• **WHAT IS BEING ASKED**
Every line below must be reproduced exactly. Copy them all.

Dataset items
════════

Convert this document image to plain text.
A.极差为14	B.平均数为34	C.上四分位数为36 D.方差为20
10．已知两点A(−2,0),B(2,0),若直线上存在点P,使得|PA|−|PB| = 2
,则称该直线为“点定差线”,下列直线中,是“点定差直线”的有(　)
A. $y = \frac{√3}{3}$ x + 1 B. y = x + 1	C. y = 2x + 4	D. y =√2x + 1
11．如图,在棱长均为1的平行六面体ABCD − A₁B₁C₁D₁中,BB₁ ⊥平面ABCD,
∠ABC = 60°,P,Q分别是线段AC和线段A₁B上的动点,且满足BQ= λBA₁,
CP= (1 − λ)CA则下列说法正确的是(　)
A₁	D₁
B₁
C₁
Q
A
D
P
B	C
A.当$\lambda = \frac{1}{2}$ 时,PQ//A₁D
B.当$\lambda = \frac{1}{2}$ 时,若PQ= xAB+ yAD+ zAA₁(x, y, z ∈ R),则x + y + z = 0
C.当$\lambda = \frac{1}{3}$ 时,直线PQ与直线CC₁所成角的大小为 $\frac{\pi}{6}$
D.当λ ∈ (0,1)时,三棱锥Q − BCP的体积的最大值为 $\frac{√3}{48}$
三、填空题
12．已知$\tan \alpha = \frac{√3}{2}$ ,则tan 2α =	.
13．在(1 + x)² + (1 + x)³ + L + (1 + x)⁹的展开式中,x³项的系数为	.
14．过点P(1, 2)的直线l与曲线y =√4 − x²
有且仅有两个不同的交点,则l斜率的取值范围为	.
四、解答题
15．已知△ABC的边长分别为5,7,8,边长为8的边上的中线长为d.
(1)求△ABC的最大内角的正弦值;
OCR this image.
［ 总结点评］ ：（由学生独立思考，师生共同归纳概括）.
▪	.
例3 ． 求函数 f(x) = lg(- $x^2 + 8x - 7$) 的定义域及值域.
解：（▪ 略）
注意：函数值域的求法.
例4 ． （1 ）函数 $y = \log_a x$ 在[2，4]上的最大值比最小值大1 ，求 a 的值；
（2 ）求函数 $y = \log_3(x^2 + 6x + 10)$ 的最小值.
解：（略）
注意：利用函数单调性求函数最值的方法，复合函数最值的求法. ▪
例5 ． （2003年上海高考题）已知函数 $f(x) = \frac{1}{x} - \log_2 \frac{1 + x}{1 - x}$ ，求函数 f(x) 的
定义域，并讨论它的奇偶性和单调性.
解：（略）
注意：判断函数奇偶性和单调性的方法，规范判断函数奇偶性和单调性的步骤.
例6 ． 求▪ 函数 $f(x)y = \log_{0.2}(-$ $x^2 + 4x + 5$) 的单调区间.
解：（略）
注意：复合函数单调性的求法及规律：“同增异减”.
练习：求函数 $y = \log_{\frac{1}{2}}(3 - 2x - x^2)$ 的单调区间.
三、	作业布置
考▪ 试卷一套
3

════════

• **FINAL ANSWER**
Convert this document image to plain text.
A.极差为14	B.平均数为34	C.上四分位数为36 D.方差为20
10．已知两点A(−2,0),B(2,0),若直线上存在点P,使得|PA|−|PB| = 2
,则称该直线为“点定差线”,下列直线中,是“点定差直线”的有(　)
A. $y = \frac{√3}{3}$ x + 1 B. y = x + 1	C. y = 2x + 4	D. y =√2x + 1
11．如图,在棱长均为1的平行六面体ABCD − A₁B₁C₁D₁中,BB₁ ⊥平面ABCD,
∠ABC = 60°,P,Q分别是线段AC和线段A₁B上的动点,且满足BQ= λBA₁,
CP= (1 − λ)CA则下列说法正确的是(　)
A₁	D₁
B₁
C₁
Q
A
D
P
B	C
A.当$\lambda = \frac{1}{2}$ 时,PQ//A₁D
B.当$\lambda = \frac{1}{2}$ 时,若PQ= xAB+ yAD+ zAA₁(x, y, z ∈ R),则x + y + z = 0
C.当$\lambda = \frac{1}{3}$ 时,直线PQ与直线CC₁所成角的大小为 $\frac{\pi}{6}$
D.当λ ∈ (0,1)时,三棱锥Q − BCP的体积的最大值为 $\frac{√3}{48}$
三、填空题
12．已知$\tan \alpha = \frac{√3}{2}$ ,则tan 2α =	.
13．在(1 + x)² + (1 + x)³ + L + (1 + x)⁹的展开式中,x³项的系数为	.
14．过点P(1, 2)的直线l与曲线y =√4 − x²
有且仅有两个不同的交点,则l斜率的取值范围为	.
四、解答题
15．已知△ABC的边长分别为5,7,8,边长为8的边上的中线长为d.
(1)求△ABC的最大内角的正弦值;
OCR this image.
［ 总结点评］ ：（由学生独立思考，师生共同归纳概括）.
▪	.
例3 ． 求函数 f(x) = lg(- $x^2 + 8x - 7$) 的定义域及值域.
解：（▪ 略）
注意：函数值域的求法.
例4 ． （1 ）函数 $y = \log_a x$ 在[2，4]上的最大值比最小值大1 ，求 a 的值；
（2 ）求函数 $y = \log_3(x^2 + 6x + 10)$ 的最小值.
解：（略）
注意：利用函数单调性求函数最值的方法，复合函数最值的求法. ▪
例5 ． （2003年上海高考题）已知函数 $f(x) = \frac{1}{x} - \log_2 \frac{1 + x}{1 - x}$ ，求函数 f(x) 的
定义域，并讨论它的奇偶性和单调性.
解：（略）
注意：判断函数奇偶性和单调性的方法，规范判断函数奇偶性和单调性的步骤.
例6 ． 求▪ 函数 $f(x)y = \log_{0.2}(-$ $x^2 + 4x + 5$) 的单调区间.
解：（略）
注意：复合函数单调性的求法及规律：“同增异减”.
练习：求函数 $y = \log_{\frac{1}{2}}(3 - 2x - x^2)$ 的单调区间.
三、	作业布置
考▪ 试卷一套
3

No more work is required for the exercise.